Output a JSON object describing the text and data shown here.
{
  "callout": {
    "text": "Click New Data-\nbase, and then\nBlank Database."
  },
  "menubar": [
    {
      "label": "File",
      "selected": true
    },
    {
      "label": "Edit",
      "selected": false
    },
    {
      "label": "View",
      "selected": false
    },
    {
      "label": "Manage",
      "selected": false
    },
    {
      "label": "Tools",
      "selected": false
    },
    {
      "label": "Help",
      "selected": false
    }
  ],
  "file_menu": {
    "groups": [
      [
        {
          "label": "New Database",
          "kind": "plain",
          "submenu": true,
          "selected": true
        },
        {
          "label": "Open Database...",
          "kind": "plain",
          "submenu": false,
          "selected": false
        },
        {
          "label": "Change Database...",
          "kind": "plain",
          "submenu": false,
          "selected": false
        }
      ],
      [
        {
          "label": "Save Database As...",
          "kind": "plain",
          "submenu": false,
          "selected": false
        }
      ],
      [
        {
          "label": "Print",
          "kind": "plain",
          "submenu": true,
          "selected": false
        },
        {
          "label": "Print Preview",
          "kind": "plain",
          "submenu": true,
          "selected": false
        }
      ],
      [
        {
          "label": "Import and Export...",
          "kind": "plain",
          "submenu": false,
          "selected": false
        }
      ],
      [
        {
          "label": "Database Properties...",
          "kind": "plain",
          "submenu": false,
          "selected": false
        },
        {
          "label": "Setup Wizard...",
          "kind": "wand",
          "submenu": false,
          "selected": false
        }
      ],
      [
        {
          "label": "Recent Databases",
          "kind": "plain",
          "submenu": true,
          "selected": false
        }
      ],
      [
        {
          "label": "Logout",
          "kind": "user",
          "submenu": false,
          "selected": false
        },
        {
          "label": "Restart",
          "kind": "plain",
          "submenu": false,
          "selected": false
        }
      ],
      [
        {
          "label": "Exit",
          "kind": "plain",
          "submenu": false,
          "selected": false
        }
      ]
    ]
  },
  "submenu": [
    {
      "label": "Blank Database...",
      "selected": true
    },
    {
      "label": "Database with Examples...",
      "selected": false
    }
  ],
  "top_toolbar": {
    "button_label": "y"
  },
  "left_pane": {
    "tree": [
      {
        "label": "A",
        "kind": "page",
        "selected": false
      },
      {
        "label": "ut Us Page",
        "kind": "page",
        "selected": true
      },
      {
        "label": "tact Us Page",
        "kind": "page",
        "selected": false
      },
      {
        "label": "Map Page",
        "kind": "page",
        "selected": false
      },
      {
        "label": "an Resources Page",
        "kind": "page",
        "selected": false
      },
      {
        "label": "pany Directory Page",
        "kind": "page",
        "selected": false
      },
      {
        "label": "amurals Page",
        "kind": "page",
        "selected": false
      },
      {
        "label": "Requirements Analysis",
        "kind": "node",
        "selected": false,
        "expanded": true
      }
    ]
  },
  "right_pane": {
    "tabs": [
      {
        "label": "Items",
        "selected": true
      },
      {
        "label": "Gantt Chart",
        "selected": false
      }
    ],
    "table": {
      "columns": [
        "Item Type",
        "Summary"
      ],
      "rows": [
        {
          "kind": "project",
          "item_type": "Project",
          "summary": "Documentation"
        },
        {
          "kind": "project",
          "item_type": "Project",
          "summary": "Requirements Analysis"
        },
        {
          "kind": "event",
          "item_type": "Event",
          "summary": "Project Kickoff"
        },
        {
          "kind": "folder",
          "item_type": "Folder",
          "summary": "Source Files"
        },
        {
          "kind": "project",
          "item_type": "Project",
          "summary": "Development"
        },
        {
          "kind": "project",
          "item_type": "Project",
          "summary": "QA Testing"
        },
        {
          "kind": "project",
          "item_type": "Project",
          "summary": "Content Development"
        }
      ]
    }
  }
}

# # #

● **Required work**:
Retype each record exactly, leaving nothing out.

● **Response to this exercise**:
Output a JSON object describing the text and data shown here.
{
  "callout": {
    "text": "Click New Data-\nbase, and then\nBlank Database."
  },
  "menubar": [
    {
      "label": "File",
      "selected": true
    },
    {
      "label": "Edit",
      "selected": false
    },
    {
      "label": "View",
      "selected": false
    },
    {
      "label": "Manage",
      "selected": false
    },
    {
      "label": "Tools",
      "selected": false
    },
    {
      "label": "Help",
      "selected": false
    }
  ],
  "file_menu": {
    "groups": [
      [
        {
          "label": "New Database",
          "kind": "plain",
          "submenu": true,
          "selected": true
        },
        {
          "label": "Open Database...",
          "kind": "plain",
          "submenu": false,
          "selected": false
        },
        {
          "label": "Change Database...",
          "kind": "plain",
          "submenu": false,
          "selected": false
        }
      ],
      [
        {
          "label": "Save Database As...",
          "kind": "plain",
          "submenu": false,
          "selected": false
        }
      ],
      [
        {
          "label": "Print",
          "kind": "plain",
          "submenu": true,
          "selected": false
        },
        {
          "label": "Print Preview",
          "kind": "plain",
          "submenu": true,
          "selected": false
        }
      ],
      [
        {
          "label": "Import and Export...",
          "kind": "plain",
          "submenu": false,
          "selected": false
        }
      ],
      [
        {
          "label": "Database Properties...",
          "kind": "plain",
          "submenu": false,
          "selected": false
        },
        {
          "label": "Setup Wizard...",
          "kind": "wand",
          "submenu": false,
          "selected": false
        }
      ],
      [
        {
          "label": "Recent Databases",
          "kind": "plain",
          "submenu": true,
          "selected": false
        }
      ],
      [
        {
          "label": "Logout",
          "kind": "user",
          "submenu": false,
          "selected": false
        },
        {
          "label": "Restart",
          "kind": "plain",
          "submenu": false,
          "selected": false
        }
      ],
      [
        {
          "label": "Exit",
          "kind": "plain",
          "submenu": false,
          "selected": false
        }
      ]
    ]
  },
  "submenu": [
    {
      "label": "Blank Database...",
      "selected": true
    },
    {
      "label": "Database with Examples...",
      "selected": false
    }
  ],
  "top_toolbar": {
    "button_label": "y"
  },
  "left_pane": {
    "tree": [
      {
        "label": "A",
        "kind": "page",
        "selected": false
      },
      {
        "label": "ut Us Page",
        "kind": "page",
        "selected": true
      },
      {
        "label": "tact Us Page",
        "kind": "page",
        "selected": false
      },
      {
        "label": "Map Page",
        "kind": "page",
        "selected": false
      },
      {
        "label": "an Resources Page",
        "kind": "page",
        "selected": false
      },
      {
        "label": "pany Directory Page",
        "kind": "page",
        "selected": false
      },
      {
        "label": "amurals Page",
        "kind": "page",
        "selected": false
      },
      {
        "label": "Requirements Analysis",
        "kind": "node",
        "selected": false,
        "expanded": true
      }
    ]
  },
  "right_pane": {
    "tabs": [
      {
        "label": "Items",
        "selected": true
      },
      {
        "label": "Gantt Chart",
        "selected": false
      }
    ],
    "table": {
      "columns": [
        "Item Type",
        "Summary"
      ],
      "rows": [
        {
          "kind": "project",
          "item_type": "Project",
          "summary": "Documentation"
        },
        {
          "kind": "project",
          "item_type": "Project",
          "summary": "Requirements Analysis"
        },
        {
          "kind": "event",
          "item_type": "Event",
          "summary": "Project Kickoff"
        },
        {
          "kind": "folder",
          "item_type": "Folder",
          "summary": "Source Files"
        },
        {
          "kind": "project",
          "item_type": "Project",
          "summary": "Development"
        },
        {
          "kind": "project",
          "item_type": "Project",
          "summary": "QA Testing"
        },
        {
          "kind": "project",
          "item_type": "Project",
          "summary": "Content Development"
        }
      ]
    }
  }
}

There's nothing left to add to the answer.